## TASK DESCRIPTION
In the entries below, find the lines that contain the word "Currents" and copy them.

## DATASET ENTRIES
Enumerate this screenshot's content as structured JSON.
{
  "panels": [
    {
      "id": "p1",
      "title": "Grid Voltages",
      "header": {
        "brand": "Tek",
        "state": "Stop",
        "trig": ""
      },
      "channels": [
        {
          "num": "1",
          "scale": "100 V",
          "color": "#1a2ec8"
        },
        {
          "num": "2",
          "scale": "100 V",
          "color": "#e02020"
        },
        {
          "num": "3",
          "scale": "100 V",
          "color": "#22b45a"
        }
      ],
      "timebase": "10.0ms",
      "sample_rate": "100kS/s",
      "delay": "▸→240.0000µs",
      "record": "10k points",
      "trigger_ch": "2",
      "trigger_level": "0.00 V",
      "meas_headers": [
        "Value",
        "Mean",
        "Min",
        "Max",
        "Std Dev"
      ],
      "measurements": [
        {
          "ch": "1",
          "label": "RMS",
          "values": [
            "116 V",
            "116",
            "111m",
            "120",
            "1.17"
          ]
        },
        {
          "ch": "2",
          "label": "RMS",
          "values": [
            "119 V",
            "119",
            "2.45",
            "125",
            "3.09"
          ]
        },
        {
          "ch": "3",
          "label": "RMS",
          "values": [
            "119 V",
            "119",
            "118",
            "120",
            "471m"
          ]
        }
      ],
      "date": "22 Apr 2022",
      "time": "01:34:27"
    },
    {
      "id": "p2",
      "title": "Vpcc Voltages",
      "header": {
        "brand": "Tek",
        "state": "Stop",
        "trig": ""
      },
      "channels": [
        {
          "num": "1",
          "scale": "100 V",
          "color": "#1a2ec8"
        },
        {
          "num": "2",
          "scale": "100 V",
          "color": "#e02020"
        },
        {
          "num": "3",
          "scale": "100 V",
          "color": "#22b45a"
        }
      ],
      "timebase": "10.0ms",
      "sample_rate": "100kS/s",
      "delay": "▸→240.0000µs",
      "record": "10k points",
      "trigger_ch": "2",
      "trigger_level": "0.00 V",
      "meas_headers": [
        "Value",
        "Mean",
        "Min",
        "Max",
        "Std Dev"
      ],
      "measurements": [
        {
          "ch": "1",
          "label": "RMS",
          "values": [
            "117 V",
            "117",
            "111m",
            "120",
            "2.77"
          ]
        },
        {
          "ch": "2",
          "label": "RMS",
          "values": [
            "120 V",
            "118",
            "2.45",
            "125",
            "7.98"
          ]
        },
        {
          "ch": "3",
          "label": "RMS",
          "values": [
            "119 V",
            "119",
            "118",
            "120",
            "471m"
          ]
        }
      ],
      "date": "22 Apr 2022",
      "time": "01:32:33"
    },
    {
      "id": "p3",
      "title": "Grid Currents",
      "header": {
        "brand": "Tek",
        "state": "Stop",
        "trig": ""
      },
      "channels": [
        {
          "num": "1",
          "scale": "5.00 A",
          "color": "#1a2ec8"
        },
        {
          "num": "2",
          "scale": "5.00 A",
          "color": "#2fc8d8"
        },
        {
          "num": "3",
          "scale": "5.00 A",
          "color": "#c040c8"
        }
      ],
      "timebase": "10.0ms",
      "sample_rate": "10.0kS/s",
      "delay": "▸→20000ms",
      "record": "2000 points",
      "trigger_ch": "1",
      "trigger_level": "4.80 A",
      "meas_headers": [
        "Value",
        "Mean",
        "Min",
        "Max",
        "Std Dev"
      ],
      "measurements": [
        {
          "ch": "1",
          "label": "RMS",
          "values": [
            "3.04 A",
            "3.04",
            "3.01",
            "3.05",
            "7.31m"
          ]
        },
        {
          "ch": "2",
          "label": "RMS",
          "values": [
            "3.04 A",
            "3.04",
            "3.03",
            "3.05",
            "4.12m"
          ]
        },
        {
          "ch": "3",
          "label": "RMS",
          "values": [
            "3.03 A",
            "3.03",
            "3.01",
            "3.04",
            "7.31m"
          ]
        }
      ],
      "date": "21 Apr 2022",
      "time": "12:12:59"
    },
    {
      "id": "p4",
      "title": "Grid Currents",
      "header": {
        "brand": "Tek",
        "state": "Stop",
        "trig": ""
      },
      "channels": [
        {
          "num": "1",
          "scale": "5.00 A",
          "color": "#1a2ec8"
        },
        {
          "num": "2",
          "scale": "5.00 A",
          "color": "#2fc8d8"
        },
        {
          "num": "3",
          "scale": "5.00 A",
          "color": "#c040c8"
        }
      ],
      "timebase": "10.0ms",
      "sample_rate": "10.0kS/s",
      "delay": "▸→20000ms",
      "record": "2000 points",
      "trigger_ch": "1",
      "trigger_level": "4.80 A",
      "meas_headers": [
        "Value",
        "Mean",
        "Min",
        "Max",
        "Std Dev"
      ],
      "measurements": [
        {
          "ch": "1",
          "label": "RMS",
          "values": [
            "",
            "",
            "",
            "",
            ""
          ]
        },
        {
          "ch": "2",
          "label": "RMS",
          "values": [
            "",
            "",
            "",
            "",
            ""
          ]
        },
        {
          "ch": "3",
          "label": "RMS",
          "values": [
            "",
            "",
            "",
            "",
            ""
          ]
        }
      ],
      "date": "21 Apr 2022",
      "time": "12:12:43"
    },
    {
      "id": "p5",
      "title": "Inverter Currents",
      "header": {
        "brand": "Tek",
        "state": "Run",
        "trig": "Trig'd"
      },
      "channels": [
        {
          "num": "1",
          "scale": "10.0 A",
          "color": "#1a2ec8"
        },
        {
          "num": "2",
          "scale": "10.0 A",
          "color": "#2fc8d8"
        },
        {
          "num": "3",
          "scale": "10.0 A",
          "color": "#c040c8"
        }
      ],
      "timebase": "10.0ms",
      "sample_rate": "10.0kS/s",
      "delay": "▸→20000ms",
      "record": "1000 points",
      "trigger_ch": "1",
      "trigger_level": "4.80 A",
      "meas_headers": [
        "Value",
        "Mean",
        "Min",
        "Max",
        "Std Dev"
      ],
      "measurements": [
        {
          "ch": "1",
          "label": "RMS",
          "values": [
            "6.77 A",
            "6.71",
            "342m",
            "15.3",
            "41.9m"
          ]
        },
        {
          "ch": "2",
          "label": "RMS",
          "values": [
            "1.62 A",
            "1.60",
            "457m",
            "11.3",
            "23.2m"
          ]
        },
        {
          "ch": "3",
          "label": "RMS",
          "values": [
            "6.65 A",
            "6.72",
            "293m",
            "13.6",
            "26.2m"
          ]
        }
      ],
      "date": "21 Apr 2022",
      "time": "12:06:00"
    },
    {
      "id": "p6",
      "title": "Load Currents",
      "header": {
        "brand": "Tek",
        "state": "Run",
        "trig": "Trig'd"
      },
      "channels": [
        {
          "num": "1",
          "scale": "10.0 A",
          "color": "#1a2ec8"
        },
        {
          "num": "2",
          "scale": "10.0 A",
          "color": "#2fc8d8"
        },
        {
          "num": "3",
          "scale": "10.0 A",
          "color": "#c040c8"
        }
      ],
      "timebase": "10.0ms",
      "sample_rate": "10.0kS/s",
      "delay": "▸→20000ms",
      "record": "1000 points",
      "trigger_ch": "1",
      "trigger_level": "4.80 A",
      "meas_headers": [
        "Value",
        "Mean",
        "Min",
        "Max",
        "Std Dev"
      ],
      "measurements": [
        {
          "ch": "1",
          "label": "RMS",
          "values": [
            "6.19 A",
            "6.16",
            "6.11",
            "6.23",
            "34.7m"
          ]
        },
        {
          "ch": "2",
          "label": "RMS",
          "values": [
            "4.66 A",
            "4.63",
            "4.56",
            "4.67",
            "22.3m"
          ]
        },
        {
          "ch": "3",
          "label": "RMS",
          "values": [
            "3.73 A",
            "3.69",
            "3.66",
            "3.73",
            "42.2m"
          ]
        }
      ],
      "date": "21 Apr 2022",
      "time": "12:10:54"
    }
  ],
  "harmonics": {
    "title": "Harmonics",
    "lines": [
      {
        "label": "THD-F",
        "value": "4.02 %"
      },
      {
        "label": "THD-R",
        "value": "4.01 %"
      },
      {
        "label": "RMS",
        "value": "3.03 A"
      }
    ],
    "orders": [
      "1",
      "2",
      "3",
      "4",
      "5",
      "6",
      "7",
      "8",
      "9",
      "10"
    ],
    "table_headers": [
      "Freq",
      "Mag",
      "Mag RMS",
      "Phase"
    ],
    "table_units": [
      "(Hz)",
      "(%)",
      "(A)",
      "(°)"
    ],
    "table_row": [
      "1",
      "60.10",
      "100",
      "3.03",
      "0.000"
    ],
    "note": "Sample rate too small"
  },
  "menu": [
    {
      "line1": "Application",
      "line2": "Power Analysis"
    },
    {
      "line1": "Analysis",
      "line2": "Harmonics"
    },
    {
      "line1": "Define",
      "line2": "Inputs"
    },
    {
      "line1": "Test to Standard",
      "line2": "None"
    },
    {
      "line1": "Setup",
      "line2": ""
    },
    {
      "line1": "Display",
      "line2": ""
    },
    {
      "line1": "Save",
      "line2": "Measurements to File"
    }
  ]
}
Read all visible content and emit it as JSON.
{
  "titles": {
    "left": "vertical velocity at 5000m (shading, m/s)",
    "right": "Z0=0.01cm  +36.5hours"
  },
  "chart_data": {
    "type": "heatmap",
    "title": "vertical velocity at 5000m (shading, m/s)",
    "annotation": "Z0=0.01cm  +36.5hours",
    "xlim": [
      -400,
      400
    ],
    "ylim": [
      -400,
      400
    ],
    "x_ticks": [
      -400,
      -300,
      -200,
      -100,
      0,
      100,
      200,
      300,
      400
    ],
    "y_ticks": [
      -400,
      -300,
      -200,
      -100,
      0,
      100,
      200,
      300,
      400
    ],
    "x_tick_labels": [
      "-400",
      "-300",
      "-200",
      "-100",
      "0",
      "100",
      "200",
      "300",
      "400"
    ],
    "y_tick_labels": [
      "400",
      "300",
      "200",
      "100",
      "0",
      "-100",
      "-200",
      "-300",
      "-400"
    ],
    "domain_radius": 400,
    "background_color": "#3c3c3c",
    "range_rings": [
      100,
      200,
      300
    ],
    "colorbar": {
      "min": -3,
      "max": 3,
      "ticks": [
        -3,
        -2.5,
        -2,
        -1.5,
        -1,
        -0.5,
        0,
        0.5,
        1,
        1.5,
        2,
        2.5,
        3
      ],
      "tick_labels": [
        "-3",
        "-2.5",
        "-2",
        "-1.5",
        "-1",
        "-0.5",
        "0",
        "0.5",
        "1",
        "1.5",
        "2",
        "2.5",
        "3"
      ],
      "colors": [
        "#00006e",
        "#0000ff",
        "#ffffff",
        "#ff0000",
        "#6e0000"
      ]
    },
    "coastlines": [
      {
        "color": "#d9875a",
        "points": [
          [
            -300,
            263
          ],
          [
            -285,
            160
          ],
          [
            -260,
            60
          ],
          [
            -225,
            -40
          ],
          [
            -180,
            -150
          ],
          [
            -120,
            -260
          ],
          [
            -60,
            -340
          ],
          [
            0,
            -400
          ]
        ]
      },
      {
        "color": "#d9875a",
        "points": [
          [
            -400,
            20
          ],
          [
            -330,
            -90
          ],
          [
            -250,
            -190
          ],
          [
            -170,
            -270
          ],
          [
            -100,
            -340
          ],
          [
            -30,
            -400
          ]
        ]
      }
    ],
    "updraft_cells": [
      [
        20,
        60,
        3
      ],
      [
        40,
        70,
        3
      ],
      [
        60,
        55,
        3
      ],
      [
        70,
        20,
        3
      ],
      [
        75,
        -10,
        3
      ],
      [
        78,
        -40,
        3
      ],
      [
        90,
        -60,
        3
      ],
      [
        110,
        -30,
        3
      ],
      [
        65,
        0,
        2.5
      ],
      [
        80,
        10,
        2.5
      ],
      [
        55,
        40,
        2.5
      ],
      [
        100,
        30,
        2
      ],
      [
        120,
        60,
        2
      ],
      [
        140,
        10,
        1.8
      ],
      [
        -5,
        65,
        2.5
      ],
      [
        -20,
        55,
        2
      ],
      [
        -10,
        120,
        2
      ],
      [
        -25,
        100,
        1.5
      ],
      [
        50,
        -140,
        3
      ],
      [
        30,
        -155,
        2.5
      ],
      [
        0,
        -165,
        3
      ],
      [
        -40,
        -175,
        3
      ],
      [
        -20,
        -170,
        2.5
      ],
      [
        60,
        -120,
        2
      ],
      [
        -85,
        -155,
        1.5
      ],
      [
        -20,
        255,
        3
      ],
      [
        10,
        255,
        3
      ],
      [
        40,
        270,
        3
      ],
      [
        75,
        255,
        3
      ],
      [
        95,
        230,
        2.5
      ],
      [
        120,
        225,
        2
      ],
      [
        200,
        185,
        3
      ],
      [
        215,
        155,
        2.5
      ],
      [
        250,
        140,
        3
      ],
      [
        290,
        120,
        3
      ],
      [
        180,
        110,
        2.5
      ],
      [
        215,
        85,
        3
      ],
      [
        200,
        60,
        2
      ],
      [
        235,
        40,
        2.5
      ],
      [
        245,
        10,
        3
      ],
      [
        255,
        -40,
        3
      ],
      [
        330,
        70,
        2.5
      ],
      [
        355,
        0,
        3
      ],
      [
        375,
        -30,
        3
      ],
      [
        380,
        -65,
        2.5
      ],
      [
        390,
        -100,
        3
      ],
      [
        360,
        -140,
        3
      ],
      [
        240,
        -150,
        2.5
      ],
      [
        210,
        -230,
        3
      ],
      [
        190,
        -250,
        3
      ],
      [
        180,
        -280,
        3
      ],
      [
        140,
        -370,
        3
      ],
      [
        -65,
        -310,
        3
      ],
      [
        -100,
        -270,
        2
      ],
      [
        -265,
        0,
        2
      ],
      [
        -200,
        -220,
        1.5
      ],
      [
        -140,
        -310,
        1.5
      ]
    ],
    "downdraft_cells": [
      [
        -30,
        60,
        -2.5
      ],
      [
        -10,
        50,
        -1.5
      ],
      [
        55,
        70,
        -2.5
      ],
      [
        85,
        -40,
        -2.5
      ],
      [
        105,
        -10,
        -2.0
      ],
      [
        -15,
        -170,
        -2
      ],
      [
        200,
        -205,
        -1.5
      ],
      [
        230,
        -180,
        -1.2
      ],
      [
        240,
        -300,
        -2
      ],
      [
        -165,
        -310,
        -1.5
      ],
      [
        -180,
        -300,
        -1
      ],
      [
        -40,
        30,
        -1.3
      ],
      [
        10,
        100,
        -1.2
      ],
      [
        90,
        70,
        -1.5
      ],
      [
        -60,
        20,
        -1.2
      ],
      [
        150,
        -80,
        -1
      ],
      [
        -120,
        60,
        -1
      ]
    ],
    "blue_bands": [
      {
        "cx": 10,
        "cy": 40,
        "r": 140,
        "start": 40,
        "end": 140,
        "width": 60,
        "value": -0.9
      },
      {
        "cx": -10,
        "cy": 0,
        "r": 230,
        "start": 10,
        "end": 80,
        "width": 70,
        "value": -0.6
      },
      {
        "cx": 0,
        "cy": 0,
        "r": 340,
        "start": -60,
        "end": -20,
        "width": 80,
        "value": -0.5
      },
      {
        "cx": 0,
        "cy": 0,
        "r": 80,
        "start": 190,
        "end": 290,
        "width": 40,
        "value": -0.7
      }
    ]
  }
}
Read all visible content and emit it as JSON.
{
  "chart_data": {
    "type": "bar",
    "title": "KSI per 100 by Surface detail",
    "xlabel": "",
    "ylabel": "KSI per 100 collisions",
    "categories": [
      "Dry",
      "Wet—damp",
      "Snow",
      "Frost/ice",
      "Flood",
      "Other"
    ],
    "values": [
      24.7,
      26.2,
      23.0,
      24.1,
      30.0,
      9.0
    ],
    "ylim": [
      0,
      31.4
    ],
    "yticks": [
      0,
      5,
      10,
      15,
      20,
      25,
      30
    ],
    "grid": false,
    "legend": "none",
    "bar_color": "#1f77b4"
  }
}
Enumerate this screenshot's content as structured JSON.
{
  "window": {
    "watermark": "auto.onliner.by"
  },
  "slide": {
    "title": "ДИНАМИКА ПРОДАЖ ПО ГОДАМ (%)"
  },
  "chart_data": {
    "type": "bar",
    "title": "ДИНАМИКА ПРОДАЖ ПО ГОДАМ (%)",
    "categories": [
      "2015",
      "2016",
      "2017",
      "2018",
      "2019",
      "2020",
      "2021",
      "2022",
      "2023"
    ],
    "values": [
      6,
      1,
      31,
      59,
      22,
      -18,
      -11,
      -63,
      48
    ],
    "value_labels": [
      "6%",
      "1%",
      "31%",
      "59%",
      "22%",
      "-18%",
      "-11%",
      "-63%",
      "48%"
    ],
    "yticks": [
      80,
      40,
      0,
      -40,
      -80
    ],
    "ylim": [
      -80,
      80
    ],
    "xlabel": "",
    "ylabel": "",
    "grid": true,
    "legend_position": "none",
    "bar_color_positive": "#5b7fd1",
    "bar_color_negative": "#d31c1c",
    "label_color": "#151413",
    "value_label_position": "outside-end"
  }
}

## SOLUTION TO THIS EXERCISE
      "title": "Grid Currents",
      "title": "Grid Currents",
      "title": "Inverter Currents",
      "title": "Load Currents",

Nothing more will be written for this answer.